(Dataset records)
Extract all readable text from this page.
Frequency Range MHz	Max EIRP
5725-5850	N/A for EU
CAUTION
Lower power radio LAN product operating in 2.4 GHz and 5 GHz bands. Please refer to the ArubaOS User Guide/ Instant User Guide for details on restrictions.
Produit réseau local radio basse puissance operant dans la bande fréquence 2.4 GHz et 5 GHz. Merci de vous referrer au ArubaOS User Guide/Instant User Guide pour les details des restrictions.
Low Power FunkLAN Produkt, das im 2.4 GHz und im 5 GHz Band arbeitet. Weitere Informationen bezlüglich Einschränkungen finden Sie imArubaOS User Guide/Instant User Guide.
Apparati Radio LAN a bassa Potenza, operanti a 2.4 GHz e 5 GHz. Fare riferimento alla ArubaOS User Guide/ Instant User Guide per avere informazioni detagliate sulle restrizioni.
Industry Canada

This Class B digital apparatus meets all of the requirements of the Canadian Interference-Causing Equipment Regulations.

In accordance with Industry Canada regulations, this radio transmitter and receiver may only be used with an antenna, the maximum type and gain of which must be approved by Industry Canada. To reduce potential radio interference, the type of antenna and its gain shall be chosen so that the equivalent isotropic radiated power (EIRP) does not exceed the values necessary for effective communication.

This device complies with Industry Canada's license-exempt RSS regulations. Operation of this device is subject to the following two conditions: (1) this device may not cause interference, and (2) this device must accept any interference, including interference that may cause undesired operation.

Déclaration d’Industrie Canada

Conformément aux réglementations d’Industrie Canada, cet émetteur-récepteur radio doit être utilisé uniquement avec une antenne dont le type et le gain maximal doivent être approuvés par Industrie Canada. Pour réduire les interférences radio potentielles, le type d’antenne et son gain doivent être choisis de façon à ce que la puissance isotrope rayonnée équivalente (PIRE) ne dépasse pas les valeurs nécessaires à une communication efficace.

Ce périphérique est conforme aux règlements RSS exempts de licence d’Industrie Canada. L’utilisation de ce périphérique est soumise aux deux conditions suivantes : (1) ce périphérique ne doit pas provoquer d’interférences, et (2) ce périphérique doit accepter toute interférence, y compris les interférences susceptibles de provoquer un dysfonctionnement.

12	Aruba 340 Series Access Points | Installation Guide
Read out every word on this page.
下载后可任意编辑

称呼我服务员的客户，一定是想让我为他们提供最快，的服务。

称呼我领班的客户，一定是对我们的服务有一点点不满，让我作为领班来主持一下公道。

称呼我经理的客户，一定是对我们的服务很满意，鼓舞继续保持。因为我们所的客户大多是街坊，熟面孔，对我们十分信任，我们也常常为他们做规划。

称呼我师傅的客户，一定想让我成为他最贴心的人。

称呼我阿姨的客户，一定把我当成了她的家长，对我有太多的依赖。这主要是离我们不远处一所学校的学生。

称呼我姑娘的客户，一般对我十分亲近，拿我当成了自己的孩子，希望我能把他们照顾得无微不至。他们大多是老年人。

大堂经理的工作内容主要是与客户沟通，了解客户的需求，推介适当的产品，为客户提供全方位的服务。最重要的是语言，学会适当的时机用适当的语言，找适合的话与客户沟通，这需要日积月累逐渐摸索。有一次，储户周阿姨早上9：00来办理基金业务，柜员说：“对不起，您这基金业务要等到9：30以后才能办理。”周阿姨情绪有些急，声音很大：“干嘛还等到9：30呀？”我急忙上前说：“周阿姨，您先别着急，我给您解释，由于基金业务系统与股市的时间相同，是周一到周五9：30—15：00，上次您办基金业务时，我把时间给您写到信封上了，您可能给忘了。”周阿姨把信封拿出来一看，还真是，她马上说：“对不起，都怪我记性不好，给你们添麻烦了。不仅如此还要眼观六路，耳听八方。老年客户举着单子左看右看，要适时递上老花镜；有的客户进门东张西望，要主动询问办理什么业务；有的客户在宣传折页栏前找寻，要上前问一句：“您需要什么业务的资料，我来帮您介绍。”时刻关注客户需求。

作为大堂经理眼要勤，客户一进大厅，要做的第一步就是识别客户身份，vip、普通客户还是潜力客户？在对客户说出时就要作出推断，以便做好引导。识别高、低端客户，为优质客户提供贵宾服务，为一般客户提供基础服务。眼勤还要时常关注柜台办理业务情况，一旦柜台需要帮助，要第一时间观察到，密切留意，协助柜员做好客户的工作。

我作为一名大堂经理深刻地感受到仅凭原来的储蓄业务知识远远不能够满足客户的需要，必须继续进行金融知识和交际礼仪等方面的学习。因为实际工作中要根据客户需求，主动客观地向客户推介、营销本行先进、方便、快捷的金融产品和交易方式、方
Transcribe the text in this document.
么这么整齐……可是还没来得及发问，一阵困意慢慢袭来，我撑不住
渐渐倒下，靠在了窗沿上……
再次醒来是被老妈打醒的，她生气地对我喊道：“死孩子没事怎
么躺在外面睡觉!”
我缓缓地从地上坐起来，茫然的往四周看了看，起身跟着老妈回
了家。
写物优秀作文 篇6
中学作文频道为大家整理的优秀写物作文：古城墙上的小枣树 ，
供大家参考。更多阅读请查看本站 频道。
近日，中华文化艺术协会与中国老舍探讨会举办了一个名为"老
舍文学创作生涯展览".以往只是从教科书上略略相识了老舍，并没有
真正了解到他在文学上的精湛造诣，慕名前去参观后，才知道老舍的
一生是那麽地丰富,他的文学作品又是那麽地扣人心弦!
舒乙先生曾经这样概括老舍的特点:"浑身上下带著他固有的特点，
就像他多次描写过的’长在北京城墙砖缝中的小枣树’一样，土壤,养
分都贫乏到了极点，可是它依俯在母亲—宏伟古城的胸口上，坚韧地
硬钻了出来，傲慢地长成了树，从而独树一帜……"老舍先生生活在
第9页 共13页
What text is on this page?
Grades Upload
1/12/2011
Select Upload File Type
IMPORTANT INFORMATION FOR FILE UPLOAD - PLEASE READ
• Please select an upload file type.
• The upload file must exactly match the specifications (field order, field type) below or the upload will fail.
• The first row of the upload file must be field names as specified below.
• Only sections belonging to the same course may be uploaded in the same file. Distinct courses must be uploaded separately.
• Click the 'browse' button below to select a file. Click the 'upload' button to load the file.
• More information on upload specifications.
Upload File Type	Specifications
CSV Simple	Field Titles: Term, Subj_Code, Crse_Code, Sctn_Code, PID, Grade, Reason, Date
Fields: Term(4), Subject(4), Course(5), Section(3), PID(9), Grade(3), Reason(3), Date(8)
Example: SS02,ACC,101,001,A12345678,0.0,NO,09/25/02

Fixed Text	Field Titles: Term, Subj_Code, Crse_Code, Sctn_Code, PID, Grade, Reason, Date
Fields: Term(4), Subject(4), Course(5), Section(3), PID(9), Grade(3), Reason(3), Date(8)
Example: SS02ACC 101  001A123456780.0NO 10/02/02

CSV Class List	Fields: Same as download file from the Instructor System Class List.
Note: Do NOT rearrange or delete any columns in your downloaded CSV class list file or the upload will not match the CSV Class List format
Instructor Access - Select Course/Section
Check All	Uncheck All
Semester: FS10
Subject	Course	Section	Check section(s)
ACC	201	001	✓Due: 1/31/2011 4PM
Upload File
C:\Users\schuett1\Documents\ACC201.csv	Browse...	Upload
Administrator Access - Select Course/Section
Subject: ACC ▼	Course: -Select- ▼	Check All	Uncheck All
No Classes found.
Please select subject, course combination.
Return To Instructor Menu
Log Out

* [Directive]:
Every entry needs to be retyped exactly.

* [Full solution]:
Extract all readable text from this page.
Frequency Range MHz	Max EIRP
5725-5850	N/A for EU
CAUTION
Lower power radio LAN product operating in 2.4 GHz and 5 GHz bands. Please refer to the ArubaOS User Guide/ Instant User Guide for details on restrictions.
Produit réseau local radio basse puissance operant dans la bande fréquence 2.4 GHz et 5 GHz. Merci de vous referrer au ArubaOS User Guide/Instant User Guide pour les details des restrictions.
Low Power FunkLAN Produkt, das im 2.4 GHz und im 5 GHz Band arbeitet. Weitere Informationen bezlüglich Einschränkungen finden Sie imArubaOS User Guide/Instant User Guide.
Apparati Radio LAN a bassa Potenza, operanti a 2.4 GHz e 5 GHz. Fare riferimento alla ArubaOS User Guide/ Instant User Guide per avere informazioni detagliate sulle restrizioni.
Industry Canada

This Class B digital apparatus meets all of the requirements of the Canadian Interference-Causing Equipment Regulations.

In accordance with Industry Canada regulations, this radio transmitter and receiver may only be used with an antenna, the maximum type and gain of which must be approved by Industry Canada. To reduce potential radio interference, the type of antenna and its gain shall be chosen so that the equivalent isotropic radiated power (EIRP) does not exceed the values necessary for effective communication.

This device complies with Industry Canada's license-exempt RSS regulations. Operation of this device is subject to the following two conditions: (1) this device may not cause interference, and (2) this device must accept any interference, including interference that may cause undesired operation.

Déclaration d’Industrie Canada

Conformément aux réglementations d’Industrie Canada, cet émetteur-récepteur radio doit être utilisé uniquement avec une antenne dont le type et le gain maximal doivent être approuvés par Industrie Canada. Pour réduire les interférences radio potentielles, le type d’antenne et son gain doivent être choisis de façon à ce que la puissance isotrope rayonnée équivalente (PIRE) ne dépasse pas les valeurs nécessaires à une communication efficace.

Ce périphérique est conforme aux règlements RSS exempts de licence d’Industrie Canada. L’utilisation de ce périphérique est soumise aux deux conditions suivantes : (1) ce périphérique ne doit pas provoquer d’interférences, et (2) ce périphérique doit accepter toute interférence, y compris les interférences susceptibles de provoquer un dysfonctionnement.

12	Aruba 340 Series Access Points | Installation Guide
Read out every word on this page.
下载后可任意编辑

称呼我服务员的客户，一定是想让我为他们提供最快，的服务。

称呼我领班的客户，一定是对我们的服务有一点点不满，让我作为领班来主持一下公道。

称呼我经理的客户，一定是对我们的服务很满意，鼓舞继续保持。因为我们所的客户大多是街坊，熟面孔，对我们十分信任，我们也常常为他们做规划。

称呼我师傅的客户，一定想让我成为他最贴心的人。

称呼我阿姨的客户，一定把我当成了她的家长，对我有太多的依赖。这主要是离我们不远处一所学校的学生。

称呼我姑娘的客户，一般对我十分亲近，拿我当成了自己的孩子，希望我能把他们照顾得无微不至。他们大多是老年人。

大堂经理的工作内容主要是与客户沟通，了解客户的需求，推介适当的产品，为客户提供全方位的服务。最重要的是语言，学会适当的时机用适当的语言，找适合的话与客户沟通，这需要日积月累逐渐摸索。有一次，储户周阿姨早上9：00来办理基金业务，柜员说：“对不起，您这基金业务要等到9：30以后才能办理。”周阿姨情绪有些急，声音很大：“干嘛还等到9：30呀？”我急忙上前说：“周阿姨，您先别着急，我给您解释，由于基金业务系统与股市的时间相同，是周一到周五9：30—15：00，上次您办基金业务时，我把时间给您写到信封上了，您可能给忘了。”周阿姨把信封拿出来一看，还真是，她马上说：“对不起，都怪我记性不好，给你们添麻烦了。不仅如此还要眼观六路，耳听八方。老年客户举着单子左看右看，要适时递上老花镜；有的客户进门东张西望，要主动询问办理什么业务；有的客户在宣传折页栏前找寻，要上前问一句：“您需要什么业务的资料，我来帮您介绍。”时刻关注客户需求。

作为大堂经理眼要勤，客户一进大厅，要做的第一步就是识别客户身份，vip、普通客户还是潜力客户？在对客户说出时就要作出推断，以便做好引导。识别高、低端客户，为优质客户提供贵宾服务，为一般客户提供基础服务。眼勤还要时常关注柜台办理业务情况，一旦柜台需要帮助，要第一时间观察到，密切留意，协助柜员做好客户的工作。

我作为一名大堂经理深刻地感受到仅凭原来的储蓄业务知识远远不能够满足客户的需要，必须继续进行金融知识和交际礼仪等方面的学习。因为实际工作中要根据客户需求，主动客观地向客户推介、营销本行先进、方便、快捷的金融产品和交易方式、方
Transcribe the text in this document.
么这么整齐……可是还没来得及发问，一阵困意慢慢袭来，我撑不住
渐渐倒下，靠在了窗沿上……
再次醒来是被老妈打醒的，她生气地对我喊道：“死孩子没事怎
么躺在外面睡觉!”
我缓缓地从地上坐起来，茫然的往四周看了看，起身跟着老妈回
了家。
写物优秀作文 篇6
中学作文频道为大家整理的优秀写物作文：古城墙上的小枣树 ，
供大家参考。更多阅读请查看本站 频道。
近日，中华文化艺术协会与中国老舍探讨会举办了一个名为"老
舍文学创作生涯展览".以往只是从教科书上略略相识了老舍，并没有
真正了解到他在文学上的精湛造诣，慕名前去参观后，才知道老舍的
一生是那麽地丰富,他的文学作品又是那麽地扣人心弦!
舒乙先生曾经这样概括老舍的特点:"浑身上下带著他固有的特点，
就像他多次描写过的’长在北京城墙砖缝中的小枣树’一样，土壤,养
分都贫乏到了极点，可是它依俯在母亲—宏伟古城的胸口上，坚韧地
硬钻了出来，傲慢地长成了树，从而独树一帜……"老舍先生生活在
第9页 共13页
What text is on this page?
Grades Upload
1/12/2011
Select Upload File Type
IMPORTANT INFORMATION FOR FILE UPLOAD - PLEASE READ
• Please select an upload file type.
• The upload file must exactly match the specifications (field order, field type) below or the upload will fail.
• The first row of the upload file must be field names as specified below.
• Only sections belonging to the same course may be uploaded in the same file. Distinct courses must be uploaded separately.
• Click the 'browse' button below to select a file. Click the 'upload' button to load the file.
• More information on upload specifications.
Upload File Type	Specifications
CSV Simple	Field Titles: Term, Subj_Code, Crse_Code, Sctn_Code, PID, Grade, Reason, Date
Fields: Term(4), Subject(4), Course(5), Section(3), PID(9), Grade(3), Reason(3), Date(8)
Example: SS02,ACC,101,001,A12345678,0.0,NO,09/25/02

Fixed Text	Field Titles: Term, Subj_Code, Crse_Code, Sctn_Code, PID, Grade, Reason, Date
Fields: Term(4), Subject(4), Course(5), Section(3), PID(9), Grade(3), Reason(3), Date(8)
Example: SS02ACC 101  001A123456780.0NO 10/02/02

CSV Class List	Fields: Same as download file from the Instructor System Class List.
Note: Do NOT rearrange or delete any columns in your downloaded CSV class list file or the upload will not match the CSV Class List format
Instructor Access - Select Course/Section
Check All	Uncheck All
Semester: FS10
Subject	Course	Section	Check section(s)
ACC	201	001	✓Due: 1/31/2011 4PM
Upload File
C:\Users\schuett1\Documents\ACC201.csv	Browse...	Upload
Administrator Access - Select Course/Section
Subject: ACC ▼	Course: -Select- ▼	Check All	Uncheck All
No Classes found.
Please select subject, course combination.
Return To Instructor Menu
Log Out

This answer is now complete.